╭─ Materials provided

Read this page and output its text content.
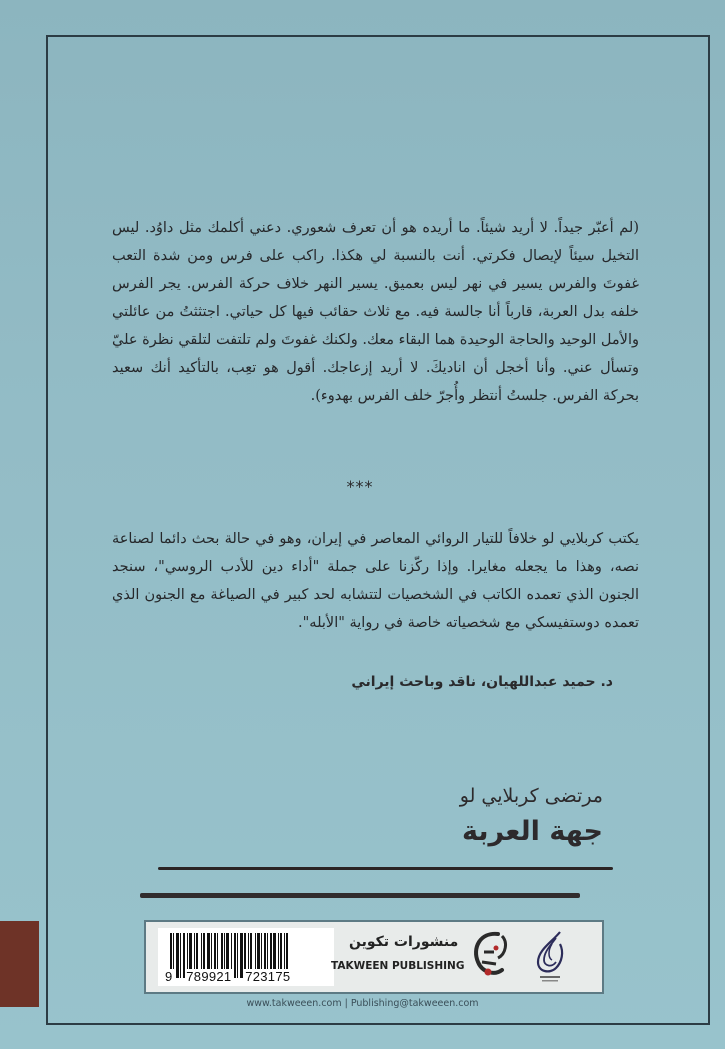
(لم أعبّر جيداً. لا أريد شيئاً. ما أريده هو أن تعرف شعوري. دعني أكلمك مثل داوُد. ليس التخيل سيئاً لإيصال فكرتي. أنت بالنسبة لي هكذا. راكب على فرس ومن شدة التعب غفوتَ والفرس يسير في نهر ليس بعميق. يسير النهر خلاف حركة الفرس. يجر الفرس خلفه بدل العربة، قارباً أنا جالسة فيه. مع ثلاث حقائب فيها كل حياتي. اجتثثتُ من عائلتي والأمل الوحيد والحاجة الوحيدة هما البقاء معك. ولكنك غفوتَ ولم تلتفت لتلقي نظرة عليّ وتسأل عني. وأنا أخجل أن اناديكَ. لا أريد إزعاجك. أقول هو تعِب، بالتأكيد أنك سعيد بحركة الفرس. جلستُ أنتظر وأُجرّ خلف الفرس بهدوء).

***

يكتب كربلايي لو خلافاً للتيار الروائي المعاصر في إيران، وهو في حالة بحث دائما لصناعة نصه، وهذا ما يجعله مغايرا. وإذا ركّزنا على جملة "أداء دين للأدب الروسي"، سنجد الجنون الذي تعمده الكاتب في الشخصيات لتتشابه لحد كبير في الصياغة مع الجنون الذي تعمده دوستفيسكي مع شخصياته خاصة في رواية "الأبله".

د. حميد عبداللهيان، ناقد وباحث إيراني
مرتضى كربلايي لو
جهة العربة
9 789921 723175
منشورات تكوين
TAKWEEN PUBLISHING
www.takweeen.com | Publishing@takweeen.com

╰─

** Required task **
Find each line holding the word "العربة" and copy it.

** Correct result **
(لم أعبّر جيداً. لا أريد شيئاً. ما أريده هو أن تعرف شعوري. دعني أكلمك مثل داوُد. ليس التخيل سيئاً لإيصال فكرتي. أنت بالنسبة لي هكذا. راكب على فرس ومن شدة التعب غفوتَ والفرس يسير في نهر ليس بعميق. يسير النهر خلاف حركة الفرس. يجر الفرس خلفه بدل العربة، قارباً أنا جالسة فيه. مع ثلاث حقائب فيها كل حياتي. اجتثثتُ من عائلتي والأمل الوحيد والحاجة الوحيدة هما البقاء معك. ولكنك غفوتَ ولم تلتفت لتلقي نظرة عليّ وتسأل عني. وأنا أخجل أن اناديكَ. لا أريد إزعاجك. أقول هو تعِب، بالتأكيد أنك سعيد بحركة الفرس. جلستُ أنتظر وأُجرّ خلف الفرس بهدوء).
جهة العربة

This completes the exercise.